(Some records)
===

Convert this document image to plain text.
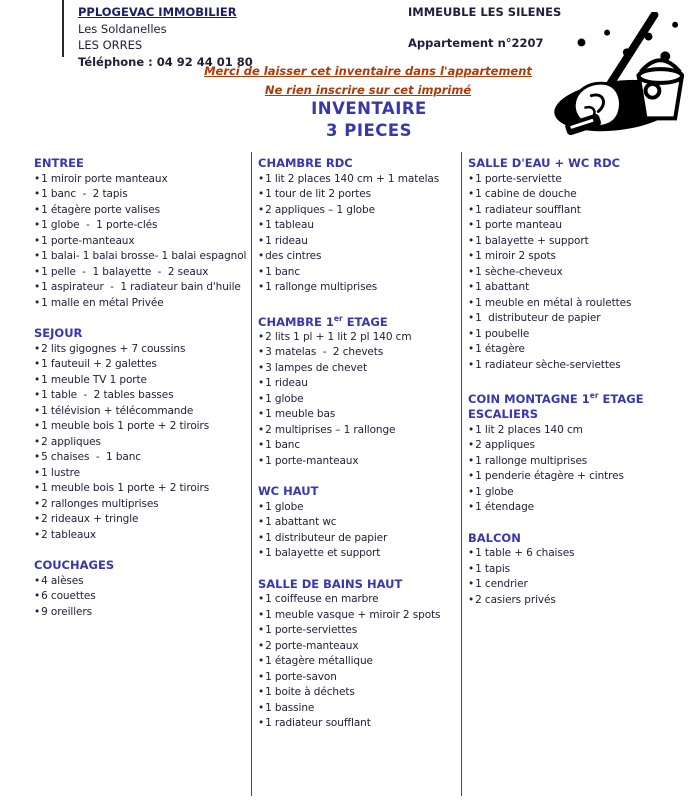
PPLOGEVAC IMMOBILIER
Les Soldanelles
LES ORRES
Téléphone : 04 92 44 01 80
IMMEUBLE LES SILENES
Appartement n°2207
Merci de laisser cet inventaire dans l'appartement
Ne rien inscrire sur cet imprimé
INVENTAIRE
3 PIECES
ENTREE
•1 miroir porte manteaux
•1 banc  -  2 tapis
•1 étagère porte valises
•1 globe  -  1 porte-clés
•1 porte-manteaux
•1 balai- 1 balai brosse- 1 balai espagnol
•1 pelle  -  1 balayette  -  2 seaux
•1 aspirateur  -  1 radiateur bain d'huile
•1 malle en métal Privée
SEJOUR
•2 lits gigognes + 7 coussins
•1 fauteuil + 2 galettes
•1 meuble TV 1 porte
•1 table  -  2 tables basses
•1 télévision + télécommande
•1 meuble bois 1 porte + 2 tiroirs
•2 appliques
•5 chaises  -  1 banc
•1 lustre
•1 meuble bois 1 porte + 2 tiroirs
•2 rallonges multiprises
•2 rideaux + tringle
•2 tableaux
COUCHAGES
•4 alèses
•6 couettes
•9 oreillers
CHAMBRE RDC
•1 lit 2 places 140 cm + 1 matelas
•1 tour de lit 2 portes
•2 appliques – 1 globe
•1 tableau
•1 rideau
•des cintres
•1 banc
•1 rallonge multiprises
CHAMBRE 1er ETAGE
•2 lits 1 pl + 1 lit 2 pl 140 cm
•3 matelas  -  2 chevets
•3 lampes de chevet
•1 rideau
•1 globe
•1 meuble bas
•2 multiprises – 1 rallonge
•1 banc
•1 porte-manteaux
WC HAUT
•1 globe
•1 abattant wc
•1 distributeur de papier
•1 balayette et support
SALLE DE BAINS HAUT
•1 coiffeuse en marbre
•1 meuble vasque + miroir 2 spots
•1 porte-serviettes
•2 porte-manteaux
•1 étagère métallique
•1 porte-savon
•1 boite à déchets
•1 bassine
•1 radiateur soufflant
SALLE D'EAU + WC RDC
•1 porte-serviette
•1 cabine de douche
•1 radiateur soufflant
•1 porte manteau
•1 balayette + support
•1 miroir 2 spots
•1 sèche-cheveux
•1 abattant
•1 meuble en métal à roulettes
•1  distributeur de papier
•1 poubelle
•1 étagère
•1 radiateur sèche-serviettes
COIN MONTAGNE 1er ETAGE
ESCALIERS
•1 lit 2 places 140 cm
•2 appliques
•1 rallonge multiprises
•1 penderie étagère + cintres
•1 globe
•1 étendage
BALCON
•1 table + 6 chaises
•1 tapis
•1 cendrier
•2 casiers privés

===

→ **TASK PROMPT**
Show every line from the entries above in which the word "radiateur" appears.

→ **CORRECT RESULT**
•1 aspirateur  -  1 radiateur bain d'huile
•1 radiateur soufflant
•1 radiateur soufflant
•1 radiateur sèche-serviettes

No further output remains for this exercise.